Prompt: Repeat all of the material below exactly as written, images excluded.

◆ ◆ ◆ ◆

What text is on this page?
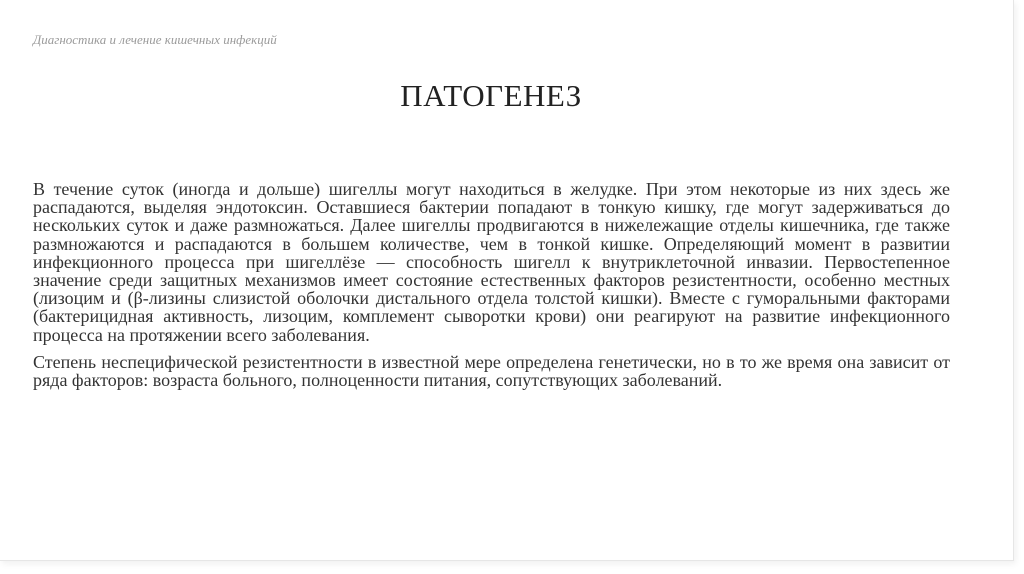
Диагностика и лечение кишечных инфекций
ПАТОГЕНЕЗ

В течение суток (иногда и дольше) шигеллы могут находиться в желудке. При этом некоторые из них здесь же распадаются, выделяя эндотоксин. Оставшиеся бактерии попадают в тонкую кишку, где могут задерживаться до нескольких суток и даже размножаться. Далее шигеллы продвигаются в нижележащие отделы кишечника, где также размножаются и распадаются в большем количестве, чем в тонкой кишке. Определяющий момент в развитии инфекционного процесса при шигеллёзе — способность шигелл к внутриклеточной инвазии. Первостепенное значение среди защитных механизмов имеет состояние естественных факторов резистентности, особенно местных (лизоцим и (β-лизины слизистой оболочки дистального отдела толстой кишки). Вместе с гуморальными факторами (бактерицидная активность, лизоцим, комплемент сыворотки крови) они реагируют на развитие инфекционного процесса на протяжении всего заболевания.

Степень неспецифической резистентности в известной мере определена генетически, но в то же время она зависит от ряда факторов: возраста больного, полноценности питания, сопутствующих заболеваний.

◆ ◆ ◆ ◆

Final result:
What text is on this page?
Диагностика и лечение кишечных инфекций
ПАТОГЕНЕЗ

В течение суток (иногда и дольше) шигеллы могут находиться в желудке. При этом некоторые из них здесь же распадаются, выделяя эндотоксин. Оставшиеся бактерии попадают в тонкую кишку, где могут задерживаться до нескольких суток и даже размножаться. Далее шигеллы продвигаются в нижележащие отделы кишечника, где также размножаются и распадаются в большем количестве, чем в тонкой кишке. Определяющий момент в развитии инфекционного процесса при шигеллёзе — способность шигелл к внутриклеточной инвазии. Первостепенное значение среди защитных механизмов имеет состояние естественных факторов резистентности, особенно местных (лизоцим и (β-лизины слизистой оболочки дистального отдела толстой кишки). Вместе с гуморальными факторами (бактерицидная активность, лизоцим, комплемент сыворотки крови) они реагируют на развитие инфекционного процесса на протяжении всего заболевания.

Степень неспецифической резистентности в известной мере определена генетически, но в то же время она зависит от ряда факторов: возраста больного, полноценности питания, сопутствующих заболеваний.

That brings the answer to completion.